Extracted data
====================

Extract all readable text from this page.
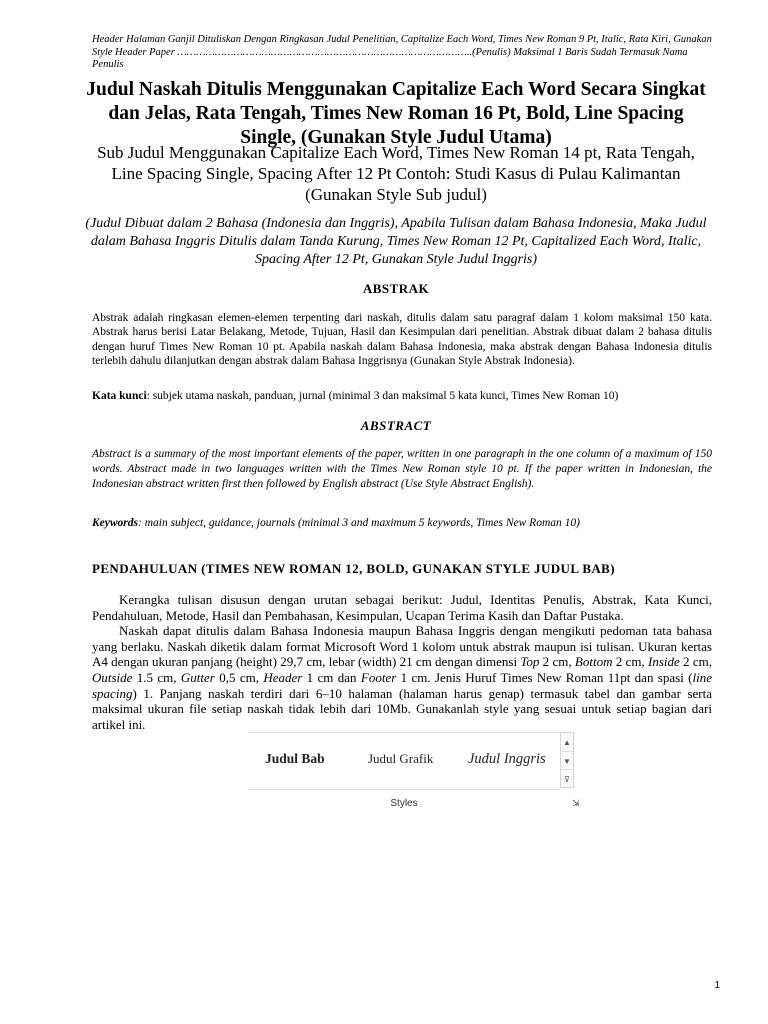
Header Halaman Ganjil Dituliskan Dengan Ringkasan Judul Penelitian, Capitalize Each Word, Times New Roman 9 Pt, Italic, Rata Kiri, Gunakan Style Header Paper …………………………………………………………………………………..(Penulis) Maksimal 1 Baris Sudah Termasuk Nama Penulis
Judul Naskah Ditulis Menggunakan Capitalize Each Word Secara Singkat dan Jelas, Rata Tengah, Times New Roman 16 Pt, Bold, Line Spacing Single, (Gunakan Style Judul Utama)
Sub Judul Menggunakan Capitalize Each Word, Times New Roman 14 pt, Rata Tengah, Line Spacing Single, Spacing After 12 Pt Contoh: Studi Kasus di Pulau Kalimantan (Gunakan Style Sub judul)
(Judul Dibuat dalam 2 Bahasa (Indonesia dan Inggris), Apabila Tulisan dalam Bahasa Indonesia, Maka Judul dalam Bahasa Inggris Ditulis dalam Tanda Kurung, Times New Roman 12 Pt, Capitalized Each Word, Italic, Spacing After 12 Pt, Gunakan Style Judul Inggris)
ABSTRAK
Abstrak adalah ringkasan elemen-elemen terpenting dari naskah, ditulis dalam satu paragraf dalam 1 kolom maksimal 150 kata. Abstrak harus berisi Latar Belakang, Metode, Tujuan, Hasil dan Kesimpulan dari penelitian. Abstrak dibuat dalam 2 bahasa ditulis dengan huruf Times New Roman 10 pt. Apabila naskah dalam Bahasa Indonesia, maka abstrak dengan Bahasa Indonesia ditulis terlebih dahulu dilanjutkan dengan abstrak dalam Bahasa Inggrisnya (Gunakan Style Abstrak Indonesia).
Kata kunci: subjek utama naskah, panduan, jurnal (minimal 3 dan maksimal 5 kata kunci, Times New Roman 10)
ABSTRACT
Abstract is a summary of the most important elements of the paper, written in one paragraph in the one column of a maximum of 150 words. Abstract made in two languages written with the Times New Roman style 10 pt. If the paper written in Indonesian, the Indonesian abstract written first then followed by English abstract (Use Style Abstract English).
Keywords: main subject, guidance, journals (minimal 3 and maximum 5 keywords, Times New Roman 10)
PENDAHULUAN (TIMES NEW ROMAN 12, BOLD, GUNAKAN STYLE JUDUL BAB)

Kerangka tulisan disusun dengan urutan sebagai berikut: Judul, Identitas Penulis, Abstrak, Kata Kunci, Pendahuluan, Metode, Hasil dan Pembahasan, Kesimpulan, Ucapan Terima Kasih dan Daftar Pustaka.

Naskah dapat ditulis dalam Bahasa Indonesia maupun Bahasa Inggris dengan mengikuti pedoman tata bahasa yang berlaku. Naskah diketik dalam format Microsoft Word 1 kolom untuk abstrak maupun isi tulisan. Ukuran kertas A4 dengan ukuran panjang (height) 29,7 cm, lebar (width) 21 cm dengan dimensi Top 2 cm, Bottom 2 cm, Inside 2 cm, Outside 1.5 cm, Gutter 0,5 cm, Header 1 cm dan Footer 1 cm. Jenis Huruf Times New Roman 11pt dan spasi (line spacing) 1. Panjang naskah terdiri dari 6–10 halaman (halaman harus genap) termasuk tabel dan gambar serta maksimal ukuran file setiap naskah tidak lebih dari 10Mb. Gunakanlah style yang sesuai untuk setiap bagian dari artikel ini.

Judul Bab	Judul Grafik Judul Inggris
▲
▼
⊽
Styles	⇲
1
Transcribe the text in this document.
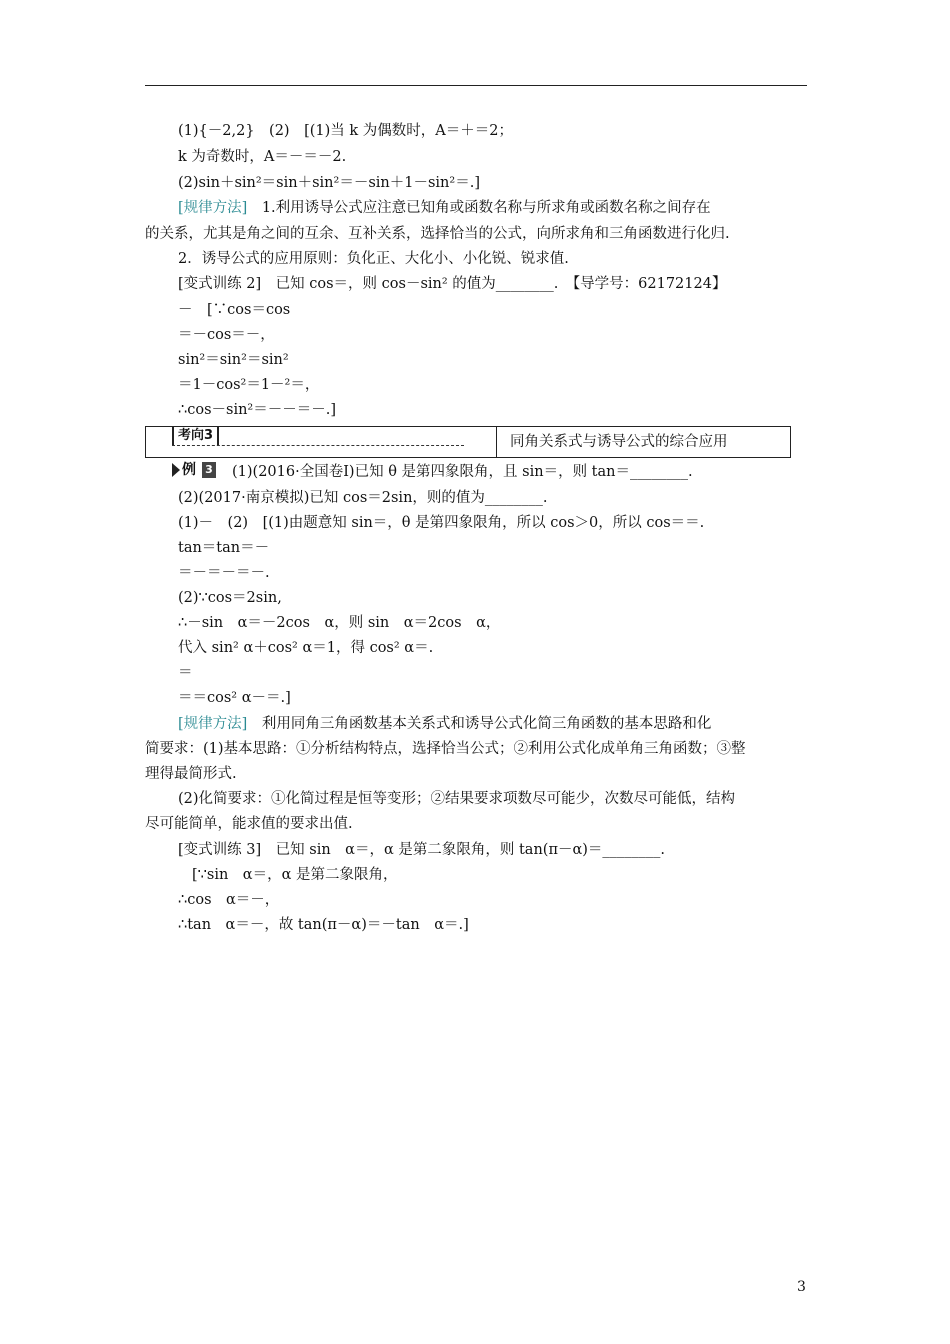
(1){－2,2}　(2)　[(1)当 k 为偶数时，A＝＋＝2；
k 为奇数时，A＝－＝－2.
(2)sin＋sin²＝sin＋sin²＝－sin＋1－sin²＝.]
[规律方法]　1.利用诱导公式应注意已知角或函数名称与所求角或函数名称之间存在
的关系，尤其是角之间的互余、互补关系，选择恰当的公式，向所求角和三角函数进行化归.
2．诱导公式的应用原则：负化正、大化小、小化锐、锐求值.
[变式训练 2]　已知 cos＝，则 cos－sin² 的值为________.　【导学号：62172124】
－　[∵cos＝cos
＝－cos＝－，
sin²＝sin²＝sin²
＝1－cos²＝1－²＝，
∴cos－sin²＝－－＝－.]
考向3	同角关系式与诱导公式的综合应用
例 3 (1)(2016·全国卷Ⅰ)已知 θ 是第四象限角，且 sin＝，则 tan＝________.
(2)(2017·南京模拟)已知 cos＝2sin，则的值为________.
(1)－　(2)　[(1)由题意知 sin＝，θ 是第四象限角，所以 cos＞0，所以 cos＝＝.
tan＝tan＝－
＝－＝－＝－.
(2)∵cos＝2sin,
∴－sin　α＝－2cos　α，则 sin　α＝2cos　α，
代入 sin² α＋cos² α＝1，得 cos² α＝.
＝
＝＝cos² α－＝.]
[规律方法]　利用同角三角函数基本关系式和诱导公式化简三角函数的基本思路和化
简要求：(1)基本思路：①分析结构特点，选择恰当公式；②利用公式化成单角三角函数；③整
理得最简形式.
(2)化简要求：①化简过程是恒等变形；②结果要求项数尽可能少，次数尽可能低，结构
尽可能简单，能求值的要求出值.
[变式训练 3]　已知 sin　α＝，α 是第二象限角，则 tan(π－α)＝________.
[∵sin　α＝，α 是第二象限角，
∴cos　α＝－，
∴tan　α＝－，故 tan(π－α)＝－tan　α＝.]
3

====================

Short exercise
Your output should consist solely of the lines from the line containing "Transcribe the text in this document." through the last line of the entries, verbatim, minus any pictures.

Solution to this task
Transcribe the text in this document.
(1){－2,2}　(2)　[(1)当 k 为偶数时，A＝＋＝2；
k 为奇数时，A＝－＝－2.
(2)sin＋sin²＝sin＋sin²＝－sin＋1－sin²＝.]
[规律方法]　1.利用诱导公式应注意已知角或函数名称与所求角或函数名称之间存在
的关系，尤其是角之间的互余、互补关系，选择恰当的公式，向所求角和三角函数进行化归.
2．诱导公式的应用原则：负化正、大化小、小化锐、锐求值.
[变式训练 2]　已知 cos＝，则 cos－sin² 的值为________.　【导学号：62172124】
－　[∵cos＝cos
＝－cos＝－，
sin²＝sin²＝sin²
＝1－cos²＝1－²＝，
∴cos－sin²＝－－＝－.]
考向3	同角关系式与诱导公式的综合应用
例 3 (1)(2016·全国卷Ⅰ)已知 θ 是第四象限角，且 sin＝，则 tan＝________.
(2)(2017·南京模拟)已知 cos＝2sin，则的值为________.
(1)－　(2)　[(1)由题意知 sin＝，θ 是第四象限角，所以 cos＞0，所以 cos＝＝.
tan＝tan＝－
＝－＝－＝－.
(2)∵cos＝2sin,
∴－sin　α＝－2cos　α，则 sin　α＝2cos　α，
代入 sin² α＋cos² α＝1，得 cos² α＝.
＝
＝＝cos² α－＝.]
[规律方法]　利用同角三角函数基本关系式和诱导公式化简三角函数的基本思路和化
简要求：(1)基本思路：①分析结构特点，选择恰当公式；②利用公式化成单角三角函数；③整
理得最简形式.
(2)化简要求：①化简过程是恒等变形；②结果要求项数尽可能少，次数尽可能低，结构
尽可能简单，能求值的要求出值.
[变式训练 3]　已知 sin　α＝，α 是第二象限角，则 tan(π－α)＝________.
[∵sin　α＝，α 是第二象限角，
∴cos　α＝－，
∴tan　α＝－，故 tan(π－α)＝－tan　α＝.]
3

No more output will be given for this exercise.